— START —

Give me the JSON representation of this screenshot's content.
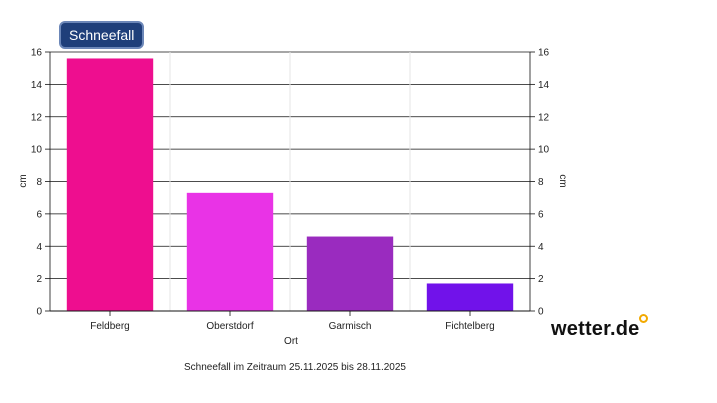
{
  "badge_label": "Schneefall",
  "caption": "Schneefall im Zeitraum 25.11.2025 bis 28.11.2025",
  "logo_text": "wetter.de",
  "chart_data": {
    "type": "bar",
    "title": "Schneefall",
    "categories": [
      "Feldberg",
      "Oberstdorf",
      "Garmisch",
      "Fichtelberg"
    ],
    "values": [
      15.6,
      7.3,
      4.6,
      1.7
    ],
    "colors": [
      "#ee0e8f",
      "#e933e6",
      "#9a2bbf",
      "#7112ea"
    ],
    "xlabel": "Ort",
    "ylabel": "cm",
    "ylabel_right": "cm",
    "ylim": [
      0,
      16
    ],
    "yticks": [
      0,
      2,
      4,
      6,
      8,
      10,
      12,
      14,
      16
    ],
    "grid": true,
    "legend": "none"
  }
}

— END —

> [Task details] Your task is to set down the records shown above exactly, minus any pictures.

> [Correct result]
Give me the JSON representation of this screenshot's content.
{
  "badge_label": "Schneefall",
  "caption": "Schneefall im Zeitraum 25.11.2025 bis 28.11.2025",
  "logo_text": "wetter.de",
  "chart_data": {
    "type": "bar",
    "title": "Schneefall",
    "categories": [
      "Feldberg",
      "Oberstdorf",
      "Garmisch",
      "Fichtelberg"
    ],
    "values": [
      15.6,
      7.3,
      4.6,
      1.7
    ],
    "colors": [
      "#ee0e8f",
      "#e933e6",
      "#9a2bbf",
      "#7112ea"
    ],
    "xlabel": "Ort",
    "ylabel": "cm",
    "ylabel_right": "cm",
    "ylim": [
      0,
      16
    ],
    "yticks": [
      0,
      2,
      4,
      6,
      8,
      10,
      12,
      14,
      16
    ],
    "grid": true,
    "legend": "none"
  }
}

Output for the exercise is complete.